SUPPLIED TEXT:
═══

Genuine Change for Wildlife: A Conversation with Amy Gotliffe, Director of Conservation at the Oakla

As zoos move further into the 21st Century, they are putting a growing focus on connecting the experience they provide for guests with insitu conservation work. Zoos today not only educate guests about the plight of endangered wildlife but fund and participate in insitu conservation projects around the globe. Few zoos are as much at the cutting edge of zoo conservation as the Oakland Zoo. Long known for its commitment to animal welfare, the Zoo is expanding its conservation efforts even further in connection with the opening of California Traill in 2018. Amy Gotliffe is the Oakland Zoo’s Director of conservation and this is her story.

═══

RECORDS SUPPLIED:

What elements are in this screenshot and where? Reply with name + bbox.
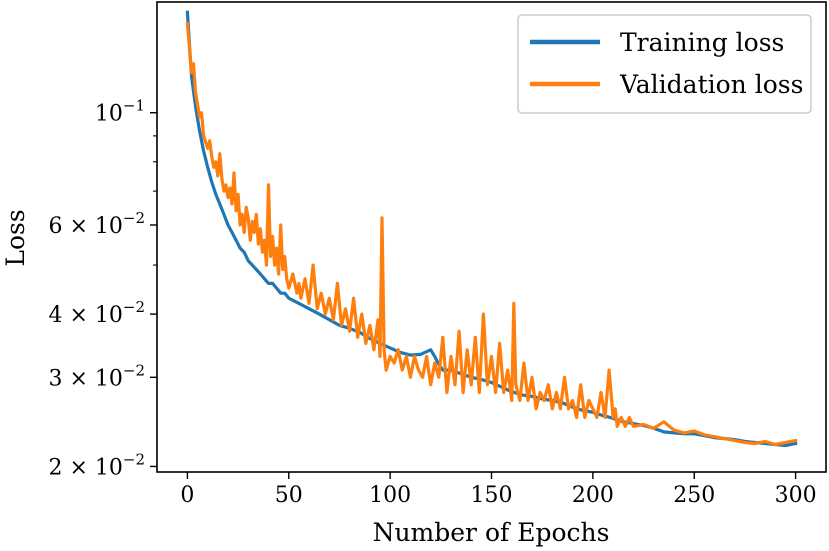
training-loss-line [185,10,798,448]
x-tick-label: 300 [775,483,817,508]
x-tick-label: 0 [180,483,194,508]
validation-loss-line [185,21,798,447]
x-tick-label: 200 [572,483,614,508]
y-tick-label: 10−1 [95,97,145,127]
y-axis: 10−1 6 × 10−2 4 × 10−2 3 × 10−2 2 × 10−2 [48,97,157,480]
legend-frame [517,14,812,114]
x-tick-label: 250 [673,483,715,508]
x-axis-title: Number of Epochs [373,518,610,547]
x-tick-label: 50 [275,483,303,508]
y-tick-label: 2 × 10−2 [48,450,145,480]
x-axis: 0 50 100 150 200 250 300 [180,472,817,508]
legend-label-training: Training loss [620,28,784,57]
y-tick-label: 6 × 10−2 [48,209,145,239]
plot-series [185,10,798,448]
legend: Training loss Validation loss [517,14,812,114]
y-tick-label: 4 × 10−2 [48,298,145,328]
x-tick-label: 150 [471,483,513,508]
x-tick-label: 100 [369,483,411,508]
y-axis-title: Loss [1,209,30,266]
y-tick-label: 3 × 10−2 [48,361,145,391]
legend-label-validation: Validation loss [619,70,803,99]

═══

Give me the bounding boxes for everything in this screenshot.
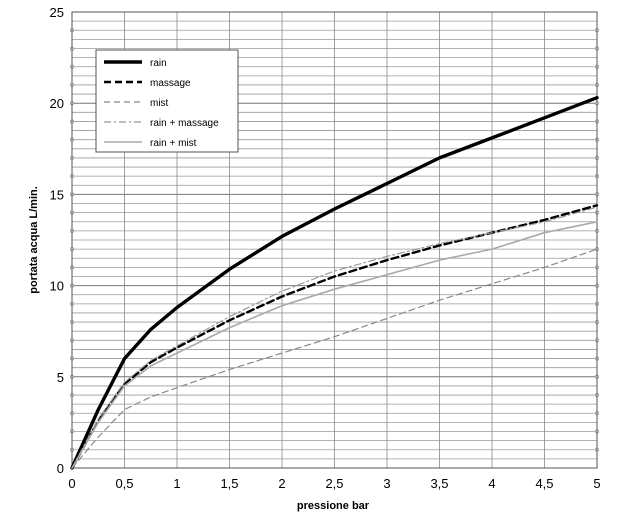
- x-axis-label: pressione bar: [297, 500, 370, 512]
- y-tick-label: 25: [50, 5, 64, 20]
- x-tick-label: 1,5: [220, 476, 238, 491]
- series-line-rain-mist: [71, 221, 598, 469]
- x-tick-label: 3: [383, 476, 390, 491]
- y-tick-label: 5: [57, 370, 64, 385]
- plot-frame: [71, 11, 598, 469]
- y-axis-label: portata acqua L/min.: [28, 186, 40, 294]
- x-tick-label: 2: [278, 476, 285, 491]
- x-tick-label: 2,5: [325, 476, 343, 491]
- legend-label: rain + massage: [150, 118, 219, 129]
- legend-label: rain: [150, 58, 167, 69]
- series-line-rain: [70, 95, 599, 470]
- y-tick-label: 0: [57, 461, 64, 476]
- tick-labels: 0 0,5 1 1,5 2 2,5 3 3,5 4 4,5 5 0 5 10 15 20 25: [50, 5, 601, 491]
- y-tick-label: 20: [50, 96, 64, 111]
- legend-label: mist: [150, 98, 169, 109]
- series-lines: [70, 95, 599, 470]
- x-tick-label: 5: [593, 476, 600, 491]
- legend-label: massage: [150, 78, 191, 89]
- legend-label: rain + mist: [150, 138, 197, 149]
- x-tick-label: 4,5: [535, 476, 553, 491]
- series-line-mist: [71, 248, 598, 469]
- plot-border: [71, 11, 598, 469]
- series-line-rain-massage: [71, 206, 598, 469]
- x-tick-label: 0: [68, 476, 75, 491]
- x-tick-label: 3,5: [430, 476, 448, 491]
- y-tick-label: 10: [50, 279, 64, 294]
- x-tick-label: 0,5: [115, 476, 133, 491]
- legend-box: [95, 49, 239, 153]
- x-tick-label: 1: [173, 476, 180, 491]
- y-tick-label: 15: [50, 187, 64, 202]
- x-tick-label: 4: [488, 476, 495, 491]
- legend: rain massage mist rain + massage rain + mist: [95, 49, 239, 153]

═══

PROBLEMS TO WORK ON:
**A.** Using the zoo conservation text, decide whether each statement agrees with it: (i) The Oakland Zoo has long been known for its commitment to animal welfare. (ii) Zoos today only educate guests about endangered wildlife. (iii) Amy Gotliffe is the Oakland Zoo's Director of conservation. Answer yes or no for each, quoting the deciding words of the text.
**B.** Retype the zoo conservation text from "As zoos move" up to and including "is her story.".
Nothing in the listing is needed here.

ANSWERS BY TASK:
**A.**
(i) Yes: "Long known for its commitment to animal welfare"
(ii) No: "Zoos today not only educate guests about the plight of endangered wildlife but fund and participate in insitu conservation projects around the globe."
(iii) Yes: "Amy Gotliffe is the Oakland Zoo’s Director of conservation"

**B.**
As zoos move further into the 21st Century, they are putting a growing focus on connecting the experience they provide for guests with insitu conservation work. Zoos today not only educate guests about the plight of endangered wildlife but fund and participate in insitu conservation projects around the globe. Few zoos are as much at the cutting edge of zoo conservation as the Oakland Zoo. Long known for its commitment to animal welfare, the Zoo is expanding its conservation efforts even further in connection with the opening of California Traill in 2018. Amy Gotliffe is the Oakland Zoo’s Director of conservation and this is her story.